**SET TASK**:
Every record that follows should be printed verbatim.
>> start SOURCE RECORDS
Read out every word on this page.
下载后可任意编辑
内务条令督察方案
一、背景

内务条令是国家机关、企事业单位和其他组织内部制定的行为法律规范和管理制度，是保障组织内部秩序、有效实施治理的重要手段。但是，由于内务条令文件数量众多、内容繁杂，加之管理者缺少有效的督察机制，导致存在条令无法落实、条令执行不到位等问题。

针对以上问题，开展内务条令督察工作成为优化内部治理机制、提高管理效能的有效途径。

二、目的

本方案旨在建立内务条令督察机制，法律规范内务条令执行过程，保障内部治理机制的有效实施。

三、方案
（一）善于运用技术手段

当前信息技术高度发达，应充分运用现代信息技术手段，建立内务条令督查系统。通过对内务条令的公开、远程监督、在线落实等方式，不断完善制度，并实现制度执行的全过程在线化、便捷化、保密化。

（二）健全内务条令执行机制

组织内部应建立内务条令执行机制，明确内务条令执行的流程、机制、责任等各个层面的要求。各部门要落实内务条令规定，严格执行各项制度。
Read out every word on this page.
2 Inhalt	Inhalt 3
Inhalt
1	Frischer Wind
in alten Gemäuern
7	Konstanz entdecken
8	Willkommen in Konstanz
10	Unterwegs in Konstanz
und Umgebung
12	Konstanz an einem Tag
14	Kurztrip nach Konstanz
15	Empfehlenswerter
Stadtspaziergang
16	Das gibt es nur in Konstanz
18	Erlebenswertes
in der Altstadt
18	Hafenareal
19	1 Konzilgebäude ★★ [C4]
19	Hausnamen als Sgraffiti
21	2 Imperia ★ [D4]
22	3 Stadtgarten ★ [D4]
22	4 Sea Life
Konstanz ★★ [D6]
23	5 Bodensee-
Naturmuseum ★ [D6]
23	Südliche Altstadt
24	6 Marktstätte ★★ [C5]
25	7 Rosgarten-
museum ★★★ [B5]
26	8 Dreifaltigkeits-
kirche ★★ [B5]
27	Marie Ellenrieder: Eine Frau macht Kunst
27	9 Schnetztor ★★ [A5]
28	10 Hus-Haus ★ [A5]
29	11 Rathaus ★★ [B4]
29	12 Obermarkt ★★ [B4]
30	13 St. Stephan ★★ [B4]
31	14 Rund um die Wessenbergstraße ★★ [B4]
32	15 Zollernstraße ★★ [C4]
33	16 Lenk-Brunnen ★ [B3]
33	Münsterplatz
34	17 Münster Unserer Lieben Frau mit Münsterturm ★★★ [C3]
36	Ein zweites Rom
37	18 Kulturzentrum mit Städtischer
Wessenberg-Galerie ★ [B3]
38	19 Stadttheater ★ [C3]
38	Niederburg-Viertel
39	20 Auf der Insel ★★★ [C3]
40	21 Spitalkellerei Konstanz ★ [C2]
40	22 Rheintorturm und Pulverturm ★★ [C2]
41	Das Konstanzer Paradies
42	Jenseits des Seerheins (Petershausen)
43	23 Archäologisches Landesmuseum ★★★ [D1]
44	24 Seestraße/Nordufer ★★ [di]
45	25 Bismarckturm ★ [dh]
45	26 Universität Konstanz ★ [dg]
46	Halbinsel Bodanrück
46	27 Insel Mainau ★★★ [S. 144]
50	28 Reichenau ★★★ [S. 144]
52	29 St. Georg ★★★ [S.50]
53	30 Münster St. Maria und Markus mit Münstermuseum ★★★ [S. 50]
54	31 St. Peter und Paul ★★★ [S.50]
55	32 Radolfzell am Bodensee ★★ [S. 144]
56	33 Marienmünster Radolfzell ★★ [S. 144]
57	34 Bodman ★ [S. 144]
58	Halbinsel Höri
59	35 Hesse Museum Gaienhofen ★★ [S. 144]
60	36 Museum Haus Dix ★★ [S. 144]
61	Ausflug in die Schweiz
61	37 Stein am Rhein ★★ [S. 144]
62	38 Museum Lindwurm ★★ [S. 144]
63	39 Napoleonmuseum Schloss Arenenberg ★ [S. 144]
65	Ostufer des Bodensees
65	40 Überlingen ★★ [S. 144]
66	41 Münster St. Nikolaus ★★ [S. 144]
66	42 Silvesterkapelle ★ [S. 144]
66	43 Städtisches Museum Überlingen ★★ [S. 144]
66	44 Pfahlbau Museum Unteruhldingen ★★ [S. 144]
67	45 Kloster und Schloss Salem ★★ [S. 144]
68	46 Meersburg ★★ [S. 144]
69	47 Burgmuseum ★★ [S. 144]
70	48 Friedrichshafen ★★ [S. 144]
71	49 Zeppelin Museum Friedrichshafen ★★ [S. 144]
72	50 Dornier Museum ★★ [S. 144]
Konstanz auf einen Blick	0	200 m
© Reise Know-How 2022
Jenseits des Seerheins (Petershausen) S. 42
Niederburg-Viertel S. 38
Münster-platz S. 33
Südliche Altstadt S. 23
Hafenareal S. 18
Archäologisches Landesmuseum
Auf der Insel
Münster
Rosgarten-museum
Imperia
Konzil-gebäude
>> end SOURCE RECORDS
**CORRECT ANSWER**:
Read out every word on this page.
下载后可任意编辑
内务条令督察方案
一、背景

内务条令是国家机关、企事业单位和其他组织内部制定的行为法律规范和管理制度，是保障组织内部秩序、有效实施治理的重要手段。但是，由于内务条令文件数量众多、内容繁杂，加之管理者缺少有效的督察机制，导致存在条令无法落实、条令执行不到位等问题。

针对以上问题，开展内务条令督察工作成为优化内部治理机制、提高管理效能的有效途径。

二、目的

本方案旨在建立内务条令督察机制，法律规范内务条令执行过程，保障内部治理机制的有效实施。

三、方案
（一）善于运用技术手段

当前信息技术高度发达，应充分运用现代信息技术手段，建立内务条令督查系统。通过对内务条令的公开、远程监督、在线落实等方式，不断完善制度，并实现制度执行的全过程在线化、便捷化、保密化。

（二）健全内务条令执行机制

组织内部应建立内务条令执行机制，明确内务条令执行的流程、机制、责任等各个层面的要求。各部门要落实内务条令规定，严格执行各项制度。
Read out every word on this page.
2 Inhalt	Inhalt 3
Inhalt
1	Frischer Wind
in alten Gemäuern
7	Konstanz entdecken
8	Willkommen in Konstanz
10	Unterwegs in Konstanz
und Umgebung
12	Konstanz an einem Tag
14	Kurztrip nach Konstanz
15	Empfehlenswerter
Stadtspaziergang
16	Das gibt es nur in Konstanz
18	Erlebenswertes
in der Altstadt
18	Hafenareal
19	1 Konzilgebäude ★★ [C4]
19	Hausnamen als Sgraffiti
21	2 Imperia ★ [D4]
22	3 Stadtgarten ★ [D4]
22	4 Sea Life
Konstanz ★★ [D6]
23	5 Bodensee-
Naturmuseum ★ [D6]
23	Südliche Altstadt
24	6 Marktstätte ★★ [C5]
25	7 Rosgarten-
museum ★★★ [B5]
26	8 Dreifaltigkeits-
kirche ★★ [B5]
27	Marie Ellenrieder: Eine Frau macht Kunst
27	9 Schnetztor ★★ [A5]
28	10 Hus-Haus ★ [A5]
29	11 Rathaus ★★ [B4]
29	12 Obermarkt ★★ [B4]
30	13 St. Stephan ★★ [B4]
31	14 Rund um die Wessenbergstraße ★★ [B4]
32	15 Zollernstraße ★★ [C4]
33	16 Lenk-Brunnen ★ [B3]
33	Münsterplatz
34	17 Münster Unserer Lieben Frau mit Münsterturm ★★★ [C3]
36	Ein zweites Rom
37	18 Kulturzentrum mit Städtischer
Wessenberg-Galerie ★ [B3]
38	19 Stadttheater ★ [C3]
38	Niederburg-Viertel
39	20 Auf der Insel ★★★ [C3]
40	21 Spitalkellerei Konstanz ★ [C2]
40	22 Rheintorturm und Pulverturm ★★ [C2]
41	Das Konstanzer Paradies
42	Jenseits des Seerheins (Petershausen)
43	23 Archäologisches Landesmuseum ★★★ [D1]
44	24 Seestraße/Nordufer ★★ [di]
45	25 Bismarckturm ★ [dh]
45	26 Universität Konstanz ★ [dg]
46	Halbinsel Bodanrück
46	27 Insel Mainau ★★★ [S. 144]
50	28 Reichenau ★★★ [S. 144]
52	29 St. Georg ★★★ [S.50]
53	30 Münster St. Maria und Markus mit Münstermuseum ★★★ [S. 50]
54	31 St. Peter und Paul ★★★ [S.50]
55	32 Radolfzell am Bodensee ★★ [S. 144]
56	33 Marienmünster Radolfzell ★★ [S. 144]
57	34 Bodman ★ [S. 144]
58	Halbinsel Höri
59	35 Hesse Museum Gaienhofen ★★ [S. 144]
60	36 Museum Haus Dix ★★ [S. 144]
61	Ausflug in die Schweiz
61	37 Stein am Rhein ★★ [S. 144]
62	38 Museum Lindwurm ★★ [S. 144]
63	39 Napoleonmuseum Schloss Arenenberg ★ [S. 144]
65	Ostufer des Bodensees
65	40 Überlingen ★★ [S. 144]
66	41 Münster St. Nikolaus ★★ [S. 144]
66	42 Silvesterkapelle ★ [S. 144]
66	43 Städtisches Museum Überlingen ★★ [S. 144]
66	44 Pfahlbau Museum Unteruhldingen ★★ [S. 144]
67	45 Kloster und Schloss Salem ★★ [S. 144]
68	46 Meersburg ★★ [S. 144]
69	47 Burgmuseum ★★ [S. 144]
70	48 Friedrichshafen ★★ [S. 144]
71	49 Zeppelin Museum Friedrichshafen ★★ [S. 144]
72	50 Dornier Museum ★★ [S. 144]
Konstanz auf einen Blick	0	200 m
© Reise Know-How 2022
Jenseits des Seerheins (Petershausen) S. 42
Niederburg-Viertel S. 38
Münster-platz S. 33
Südliche Altstadt S. 23
Hafenareal S. 18
Archäologisches Landesmuseum
Auf der Insel
Münster
Rosgarten-museum
Imperia
Konzil-gebäude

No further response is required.